[Dataset entries on figures]
————
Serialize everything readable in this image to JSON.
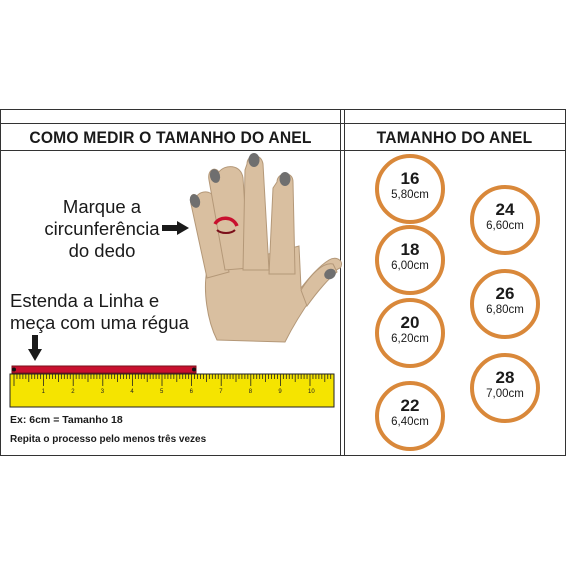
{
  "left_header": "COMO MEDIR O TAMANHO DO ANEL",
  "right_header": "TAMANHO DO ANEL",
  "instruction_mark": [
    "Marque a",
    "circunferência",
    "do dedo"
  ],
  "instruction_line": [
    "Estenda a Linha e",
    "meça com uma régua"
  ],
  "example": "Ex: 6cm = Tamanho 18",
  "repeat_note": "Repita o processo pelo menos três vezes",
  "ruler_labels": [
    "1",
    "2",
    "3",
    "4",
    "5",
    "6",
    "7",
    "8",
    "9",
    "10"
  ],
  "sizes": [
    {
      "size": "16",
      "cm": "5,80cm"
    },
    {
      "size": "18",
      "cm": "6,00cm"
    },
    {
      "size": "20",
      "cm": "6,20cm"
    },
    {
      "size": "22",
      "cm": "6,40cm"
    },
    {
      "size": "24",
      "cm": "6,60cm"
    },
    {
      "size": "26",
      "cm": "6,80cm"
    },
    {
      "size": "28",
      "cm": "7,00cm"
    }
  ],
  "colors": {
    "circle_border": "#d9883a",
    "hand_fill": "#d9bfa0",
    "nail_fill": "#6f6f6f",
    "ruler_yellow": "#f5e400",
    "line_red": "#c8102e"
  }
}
————
◆ Aim ◆
Among the entries above, identify all lines with "ANEL" and copy them.

◆ The response ◆
  "left_header": "COMO MEDIR O TAMANHO DO ANEL",
  "right_header": "TAMANHO DO ANEL",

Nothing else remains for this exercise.